• _Directions_
Go through the listing and write out all of it exactly.

+++ Data for this exercise

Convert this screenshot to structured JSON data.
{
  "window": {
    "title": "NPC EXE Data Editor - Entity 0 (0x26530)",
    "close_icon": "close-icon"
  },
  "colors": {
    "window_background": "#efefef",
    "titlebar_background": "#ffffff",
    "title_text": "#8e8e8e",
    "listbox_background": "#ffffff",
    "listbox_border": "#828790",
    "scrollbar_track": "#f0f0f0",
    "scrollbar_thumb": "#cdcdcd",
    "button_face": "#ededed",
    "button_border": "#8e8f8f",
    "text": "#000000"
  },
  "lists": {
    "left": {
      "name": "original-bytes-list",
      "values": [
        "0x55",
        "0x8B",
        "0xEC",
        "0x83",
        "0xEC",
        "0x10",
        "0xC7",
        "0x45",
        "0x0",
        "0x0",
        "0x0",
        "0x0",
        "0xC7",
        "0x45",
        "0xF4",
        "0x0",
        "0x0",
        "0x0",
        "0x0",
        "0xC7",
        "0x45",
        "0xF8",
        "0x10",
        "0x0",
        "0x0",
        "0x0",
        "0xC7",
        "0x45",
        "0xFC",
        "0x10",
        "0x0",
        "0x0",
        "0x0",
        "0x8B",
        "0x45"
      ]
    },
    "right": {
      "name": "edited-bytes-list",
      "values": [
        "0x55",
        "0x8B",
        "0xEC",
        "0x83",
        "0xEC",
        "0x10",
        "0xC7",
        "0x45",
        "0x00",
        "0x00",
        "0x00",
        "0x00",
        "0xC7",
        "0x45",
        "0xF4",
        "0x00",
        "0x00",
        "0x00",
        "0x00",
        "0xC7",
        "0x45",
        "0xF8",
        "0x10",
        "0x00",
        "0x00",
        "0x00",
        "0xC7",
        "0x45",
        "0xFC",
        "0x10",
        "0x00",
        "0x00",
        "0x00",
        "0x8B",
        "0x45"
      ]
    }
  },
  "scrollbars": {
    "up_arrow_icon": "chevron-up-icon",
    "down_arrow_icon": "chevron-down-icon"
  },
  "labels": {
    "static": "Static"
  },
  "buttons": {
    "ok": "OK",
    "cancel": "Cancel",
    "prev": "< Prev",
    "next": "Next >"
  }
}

++++++

• _Result of the task_
Convert this screenshot to structured JSON data.
{
  "window": {
    "title": "NPC EXE Data Editor - Entity 0 (0x26530)",
    "close_icon": "close-icon"
  },
  "colors": {
    "window_background": "#efefef",
    "titlebar_background": "#ffffff",
    "title_text": "#8e8e8e",
    "listbox_background": "#ffffff",
    "listbox_border": "#828790",
    "scrollbar_track": "#f0f0f0",
    "scrollbar_thumb": "#cdcdcd",
    "button_face": "#ededed",
    "button_border": "#8e8f8f",
    "text": "#000000"
  },
  "lists": {
    "left": {
      "name": "original-bytes-list",
      "values": [
        "0x55",
        "0x8B",
        "0xEC",
        "0x83",
        "0xEC",
        "0x10",
        "0xC7",
        "0x45",
        "0x0",
        "0x0",
        "0x0",
        "0x0",
        "0xC7",
        "0x45",
        "0xF4",
        "0x0",
        "0x0",
        "0x0",
        "0x0",
        "0xC7",
        "0x45",
        "0xF8",
        "0x10",
        "0x0",
        "0x0",
        "0x0",
        "0xC7",
        "0x45",
        "0xFC",
        "0x10",
        "0x0",
        "0x0",
        "0x0",
        "0x8B",
        "0x45"
      ]
    },
    "right": {
      "name": "edited-bytes-list",
      "values": [
        "0x55",
        "0x8B",
        "0xEC",
        "0x83",
        "0xEC",
        "0x10",
        "0xC7",
        "0x45",
        "0x00",
        "0x00",
        "0x00",
        "0x00",
        "0xC7",
        "0x45",
        "0xF4",
        "0x00",
        "0x00",
        "0x00",
        "0x00",
        "0xC7",
        "0x45",
        "0xF8",
        "0x10",
        "0x00",
        "0x00",
        "0x00",
        "0xC7",
        "0x45",
        "0xFC",
        "0x10",
        "0x00",
        "0x00",
        "0x00",
        "0x8B",
        "0x45"
      ]
    }
  },
  "scrollbars": {
    "up_arrow_icon": "chevron-up-icon",
    "down_arrow_icon": "chevron-down-icon"
  },
  "labels": {
    "static": "Static"
  },
  "buttons": {
    "ok": "OK",
    "cancel": "Cancel",
    "prev": "< Prev",
    "next": "Next >"
  }
}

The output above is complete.